What is expected -> Copy out the full article on teaching EAL pupils, shown below, word for word.

Selected excerpt ->
Created on 01 March 2019 by ncetm_administrator
Updated on 04 March 2019 by ncetm_administrator


Language and maths: teaching EAL pupils

As a Year 2 teacher in a Thai–UK curriculum school in Bangkok, most of my pupils are EAL (English as an Additional Language) learners. However, unlike those I taught in London, my Thai pupils find mathematics to be fun and seem to struggle less with understanding mathematical concepts.

Not only do my Thai pupils have to learn mathematical concepts but they also need to learn mathematical terminology in English!

One clue to their conceptual understanding can be found in the unique differences between the Thai and English languages.

Click image to see large version of full diagram

As we can see, Thai pupils make use of place value in order to construct numbers linguistically. Rather than saying ‘fourteen’ or ‘thirty’, they say ‘ten and four’ (10 + 4) or ‘three tens’ (3 × 10). By using place value they can see how numbers are combined to make larger numbers, and even how multiplication functions as repeated addition. For example, 40 is spoken as ‘four-tens’ or ‘4×10’.

Provided material ->
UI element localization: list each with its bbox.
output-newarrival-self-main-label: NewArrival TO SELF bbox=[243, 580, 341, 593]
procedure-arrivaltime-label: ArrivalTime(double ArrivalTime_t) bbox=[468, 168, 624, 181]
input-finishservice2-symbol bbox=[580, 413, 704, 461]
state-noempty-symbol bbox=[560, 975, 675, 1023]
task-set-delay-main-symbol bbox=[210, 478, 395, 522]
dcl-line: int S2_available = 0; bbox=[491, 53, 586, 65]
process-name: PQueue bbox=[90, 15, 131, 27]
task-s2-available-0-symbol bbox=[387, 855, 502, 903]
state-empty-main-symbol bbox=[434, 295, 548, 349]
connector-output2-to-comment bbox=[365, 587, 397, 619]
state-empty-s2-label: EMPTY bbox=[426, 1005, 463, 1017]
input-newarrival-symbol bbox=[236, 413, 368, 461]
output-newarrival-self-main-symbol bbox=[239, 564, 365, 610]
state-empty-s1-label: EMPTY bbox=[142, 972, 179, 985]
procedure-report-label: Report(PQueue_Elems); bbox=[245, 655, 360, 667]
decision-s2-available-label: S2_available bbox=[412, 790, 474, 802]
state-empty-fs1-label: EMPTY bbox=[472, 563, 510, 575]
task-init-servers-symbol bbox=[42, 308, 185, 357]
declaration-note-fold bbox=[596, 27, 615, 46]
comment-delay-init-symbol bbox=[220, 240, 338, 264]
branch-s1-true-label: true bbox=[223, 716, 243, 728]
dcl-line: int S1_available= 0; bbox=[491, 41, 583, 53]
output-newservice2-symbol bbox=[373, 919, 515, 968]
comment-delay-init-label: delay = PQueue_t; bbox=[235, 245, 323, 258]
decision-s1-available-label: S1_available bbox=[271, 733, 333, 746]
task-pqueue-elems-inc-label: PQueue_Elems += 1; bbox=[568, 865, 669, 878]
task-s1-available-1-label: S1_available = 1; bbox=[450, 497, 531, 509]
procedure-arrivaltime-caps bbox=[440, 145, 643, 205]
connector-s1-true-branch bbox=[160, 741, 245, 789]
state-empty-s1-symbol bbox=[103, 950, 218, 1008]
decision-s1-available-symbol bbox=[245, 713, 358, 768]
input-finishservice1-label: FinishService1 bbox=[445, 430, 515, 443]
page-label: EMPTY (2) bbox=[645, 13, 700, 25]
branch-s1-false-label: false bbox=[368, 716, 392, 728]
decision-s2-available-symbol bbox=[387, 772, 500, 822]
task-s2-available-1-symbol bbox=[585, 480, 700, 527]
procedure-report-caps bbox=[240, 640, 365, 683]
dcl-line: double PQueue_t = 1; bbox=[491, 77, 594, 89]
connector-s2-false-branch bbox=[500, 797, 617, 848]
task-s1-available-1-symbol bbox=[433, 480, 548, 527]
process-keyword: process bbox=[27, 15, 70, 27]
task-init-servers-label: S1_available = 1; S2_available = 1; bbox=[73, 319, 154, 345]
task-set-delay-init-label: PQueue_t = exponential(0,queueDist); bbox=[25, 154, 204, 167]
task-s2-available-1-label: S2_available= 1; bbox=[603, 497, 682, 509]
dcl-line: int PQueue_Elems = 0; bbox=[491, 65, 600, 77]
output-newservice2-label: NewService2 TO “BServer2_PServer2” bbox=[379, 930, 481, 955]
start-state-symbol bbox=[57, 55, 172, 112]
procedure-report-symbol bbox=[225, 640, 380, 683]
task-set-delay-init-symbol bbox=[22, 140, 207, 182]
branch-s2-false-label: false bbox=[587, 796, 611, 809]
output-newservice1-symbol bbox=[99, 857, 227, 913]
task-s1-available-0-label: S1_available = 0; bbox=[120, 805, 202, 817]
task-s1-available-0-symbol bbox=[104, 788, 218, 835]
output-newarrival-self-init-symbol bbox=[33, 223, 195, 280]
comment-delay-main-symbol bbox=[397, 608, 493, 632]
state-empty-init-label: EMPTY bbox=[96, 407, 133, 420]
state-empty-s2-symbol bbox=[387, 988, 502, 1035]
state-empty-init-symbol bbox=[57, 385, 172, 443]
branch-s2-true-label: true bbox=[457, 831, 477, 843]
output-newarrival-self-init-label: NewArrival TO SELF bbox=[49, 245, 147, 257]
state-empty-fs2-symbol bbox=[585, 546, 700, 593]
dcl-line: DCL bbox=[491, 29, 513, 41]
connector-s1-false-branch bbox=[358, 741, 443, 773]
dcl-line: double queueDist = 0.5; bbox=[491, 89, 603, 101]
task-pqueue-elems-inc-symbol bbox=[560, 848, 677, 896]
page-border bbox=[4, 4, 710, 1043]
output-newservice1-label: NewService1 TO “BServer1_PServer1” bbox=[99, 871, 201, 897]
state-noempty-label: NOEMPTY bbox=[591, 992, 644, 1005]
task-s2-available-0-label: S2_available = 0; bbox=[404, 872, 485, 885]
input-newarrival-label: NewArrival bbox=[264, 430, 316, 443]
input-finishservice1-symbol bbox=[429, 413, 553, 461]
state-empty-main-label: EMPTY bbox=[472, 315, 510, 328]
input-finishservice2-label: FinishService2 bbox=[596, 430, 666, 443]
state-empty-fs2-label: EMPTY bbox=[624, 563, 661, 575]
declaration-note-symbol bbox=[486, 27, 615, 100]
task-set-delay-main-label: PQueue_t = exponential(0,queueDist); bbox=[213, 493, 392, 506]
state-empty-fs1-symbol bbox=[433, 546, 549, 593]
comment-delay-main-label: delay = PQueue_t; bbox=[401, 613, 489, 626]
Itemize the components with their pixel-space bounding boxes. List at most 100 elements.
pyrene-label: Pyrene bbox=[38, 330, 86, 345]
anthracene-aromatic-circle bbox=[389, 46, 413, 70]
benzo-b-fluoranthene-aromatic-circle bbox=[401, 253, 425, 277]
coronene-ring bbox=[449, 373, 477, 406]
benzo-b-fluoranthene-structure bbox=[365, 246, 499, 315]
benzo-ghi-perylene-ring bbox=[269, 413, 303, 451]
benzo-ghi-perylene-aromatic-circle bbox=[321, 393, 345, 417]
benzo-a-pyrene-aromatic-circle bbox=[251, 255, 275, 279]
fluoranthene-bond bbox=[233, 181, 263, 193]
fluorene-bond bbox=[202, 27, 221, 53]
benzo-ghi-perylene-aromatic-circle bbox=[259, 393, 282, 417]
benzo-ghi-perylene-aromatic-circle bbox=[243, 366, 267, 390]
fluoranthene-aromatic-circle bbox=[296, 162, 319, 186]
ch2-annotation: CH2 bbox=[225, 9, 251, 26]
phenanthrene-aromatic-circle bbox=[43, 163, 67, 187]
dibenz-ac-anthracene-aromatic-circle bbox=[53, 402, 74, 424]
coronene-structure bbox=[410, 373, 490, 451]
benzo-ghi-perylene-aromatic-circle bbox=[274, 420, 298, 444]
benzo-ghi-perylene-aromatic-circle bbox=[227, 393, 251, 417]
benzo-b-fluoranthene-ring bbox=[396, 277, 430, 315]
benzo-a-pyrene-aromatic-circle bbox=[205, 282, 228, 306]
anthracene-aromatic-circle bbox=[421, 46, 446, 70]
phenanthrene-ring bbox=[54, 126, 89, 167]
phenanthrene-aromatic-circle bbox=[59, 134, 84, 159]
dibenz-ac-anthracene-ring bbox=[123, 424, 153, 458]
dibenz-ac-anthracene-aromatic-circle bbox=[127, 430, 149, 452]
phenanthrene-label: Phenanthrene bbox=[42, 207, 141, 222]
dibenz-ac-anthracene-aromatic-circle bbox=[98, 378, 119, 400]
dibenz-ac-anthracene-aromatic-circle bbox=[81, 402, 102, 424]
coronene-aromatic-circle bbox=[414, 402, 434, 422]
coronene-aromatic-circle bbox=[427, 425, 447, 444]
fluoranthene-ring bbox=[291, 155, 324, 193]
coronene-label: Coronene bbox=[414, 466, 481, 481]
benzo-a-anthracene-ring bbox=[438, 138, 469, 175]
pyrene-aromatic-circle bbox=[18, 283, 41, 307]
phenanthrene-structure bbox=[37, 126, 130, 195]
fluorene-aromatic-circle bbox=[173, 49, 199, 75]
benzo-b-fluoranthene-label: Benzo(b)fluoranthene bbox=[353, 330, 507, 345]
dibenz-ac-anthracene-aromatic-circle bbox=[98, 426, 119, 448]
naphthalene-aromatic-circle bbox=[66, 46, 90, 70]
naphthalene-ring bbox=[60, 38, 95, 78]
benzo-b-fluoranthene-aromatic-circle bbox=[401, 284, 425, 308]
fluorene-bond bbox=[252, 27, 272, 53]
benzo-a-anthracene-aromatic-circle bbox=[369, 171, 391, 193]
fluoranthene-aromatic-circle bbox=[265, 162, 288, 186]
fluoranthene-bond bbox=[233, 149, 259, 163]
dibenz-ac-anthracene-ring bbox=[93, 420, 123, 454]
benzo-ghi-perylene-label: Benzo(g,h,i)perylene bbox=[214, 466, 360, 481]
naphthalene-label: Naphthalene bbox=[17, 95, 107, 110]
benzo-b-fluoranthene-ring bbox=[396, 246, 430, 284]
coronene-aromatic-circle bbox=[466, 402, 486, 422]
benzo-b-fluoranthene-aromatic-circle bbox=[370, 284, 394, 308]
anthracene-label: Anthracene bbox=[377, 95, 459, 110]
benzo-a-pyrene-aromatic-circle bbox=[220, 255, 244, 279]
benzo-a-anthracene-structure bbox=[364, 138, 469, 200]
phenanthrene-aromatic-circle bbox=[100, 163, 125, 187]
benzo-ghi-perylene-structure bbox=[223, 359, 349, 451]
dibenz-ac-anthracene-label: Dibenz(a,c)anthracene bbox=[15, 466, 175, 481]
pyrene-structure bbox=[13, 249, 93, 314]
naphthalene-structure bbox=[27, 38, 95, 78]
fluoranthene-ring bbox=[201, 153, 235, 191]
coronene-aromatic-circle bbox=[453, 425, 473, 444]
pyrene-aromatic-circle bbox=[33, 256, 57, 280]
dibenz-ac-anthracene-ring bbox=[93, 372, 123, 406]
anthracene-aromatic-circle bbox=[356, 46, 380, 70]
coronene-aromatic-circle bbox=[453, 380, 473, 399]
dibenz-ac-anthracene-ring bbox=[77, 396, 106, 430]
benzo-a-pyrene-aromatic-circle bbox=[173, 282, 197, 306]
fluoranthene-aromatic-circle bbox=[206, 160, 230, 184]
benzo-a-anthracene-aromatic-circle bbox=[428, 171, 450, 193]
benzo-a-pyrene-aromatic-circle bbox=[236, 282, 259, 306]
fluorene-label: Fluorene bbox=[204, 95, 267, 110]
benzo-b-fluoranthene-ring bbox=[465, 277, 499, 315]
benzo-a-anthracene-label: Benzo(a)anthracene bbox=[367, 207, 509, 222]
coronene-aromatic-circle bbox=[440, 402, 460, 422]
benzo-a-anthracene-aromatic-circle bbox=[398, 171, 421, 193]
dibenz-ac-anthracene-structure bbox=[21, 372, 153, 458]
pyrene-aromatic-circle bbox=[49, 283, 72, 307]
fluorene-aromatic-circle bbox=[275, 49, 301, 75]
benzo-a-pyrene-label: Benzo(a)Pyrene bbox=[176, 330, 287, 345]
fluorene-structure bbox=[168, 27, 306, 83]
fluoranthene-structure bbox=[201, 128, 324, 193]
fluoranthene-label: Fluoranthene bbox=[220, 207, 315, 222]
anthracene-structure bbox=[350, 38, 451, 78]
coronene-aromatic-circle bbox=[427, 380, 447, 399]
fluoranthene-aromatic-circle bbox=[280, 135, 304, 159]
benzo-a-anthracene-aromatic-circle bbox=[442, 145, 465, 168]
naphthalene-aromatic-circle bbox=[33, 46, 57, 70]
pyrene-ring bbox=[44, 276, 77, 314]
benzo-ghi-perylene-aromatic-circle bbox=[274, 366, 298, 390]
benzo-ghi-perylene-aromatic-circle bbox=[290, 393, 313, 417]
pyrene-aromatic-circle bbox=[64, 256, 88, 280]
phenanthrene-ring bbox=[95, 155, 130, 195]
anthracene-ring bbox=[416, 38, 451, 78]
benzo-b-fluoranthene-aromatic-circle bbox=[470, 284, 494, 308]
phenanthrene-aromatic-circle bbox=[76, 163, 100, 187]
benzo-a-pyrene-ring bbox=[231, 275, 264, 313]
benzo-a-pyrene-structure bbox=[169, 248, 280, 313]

Full solution ->
Created on 01 March 2019 by ncetm_administrator
Updated on 04 March 2019 by ncetm_administrator


Language and maths: teaching EAL pupils

As a Year 2 teacher in a Thai–UK curriculum school in Bangkok, most of my pupils are EAL (English as an Additional Language) learners. However, unlike those I taught in London, my Thai pupils find mathematics to be fun and seem to struggle less with understanding mathematical concepts.

Not only do my Thai pupils have to learn mathematical concepts but they also need to learn mathematical terminology in English!

One clue to their conceptual understanding can be found in the unique differences between the Thai and English languages.

Click image to see large version of full diagram

As we can see, Thai pupils make use of place value in order to construct numbers linguistically. Rather than saying ‘fourteen’ or ‘thirty’, they say ‘ten and four’ (10 + 4) or ‘three tens’ (3 × 10). By using place value they can see how numbers are combined to make larger numbers, and even how multiplication functions as repeated addition. For example, 40 is spoken as ‘four-tens’ or ‘4×10’.